§ **Set task**
Only a number is wanted here: the number of lines of the data that include "Масса".
[Start Data shown]
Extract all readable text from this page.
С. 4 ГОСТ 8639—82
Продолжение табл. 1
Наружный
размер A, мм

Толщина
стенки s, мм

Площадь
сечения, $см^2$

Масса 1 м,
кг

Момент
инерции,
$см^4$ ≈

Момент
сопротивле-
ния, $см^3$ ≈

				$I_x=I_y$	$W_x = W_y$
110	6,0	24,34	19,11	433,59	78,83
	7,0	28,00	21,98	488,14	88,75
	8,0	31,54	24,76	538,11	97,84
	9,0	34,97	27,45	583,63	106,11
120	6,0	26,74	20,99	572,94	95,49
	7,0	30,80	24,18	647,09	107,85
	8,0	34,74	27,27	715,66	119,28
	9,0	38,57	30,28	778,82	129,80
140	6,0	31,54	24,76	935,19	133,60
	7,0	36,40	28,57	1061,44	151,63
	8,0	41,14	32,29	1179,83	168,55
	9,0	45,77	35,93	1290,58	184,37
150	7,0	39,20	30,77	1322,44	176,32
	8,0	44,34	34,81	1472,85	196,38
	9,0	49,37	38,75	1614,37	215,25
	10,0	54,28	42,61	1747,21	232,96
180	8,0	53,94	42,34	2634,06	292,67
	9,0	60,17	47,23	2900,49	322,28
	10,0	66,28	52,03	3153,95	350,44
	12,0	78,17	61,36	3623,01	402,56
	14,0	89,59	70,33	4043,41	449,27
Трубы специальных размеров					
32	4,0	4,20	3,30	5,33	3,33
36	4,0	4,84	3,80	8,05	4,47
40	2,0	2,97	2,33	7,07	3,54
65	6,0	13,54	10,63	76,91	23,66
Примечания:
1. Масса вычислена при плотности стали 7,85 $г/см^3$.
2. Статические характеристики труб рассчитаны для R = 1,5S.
[End Data shown]
§ **Result below**
2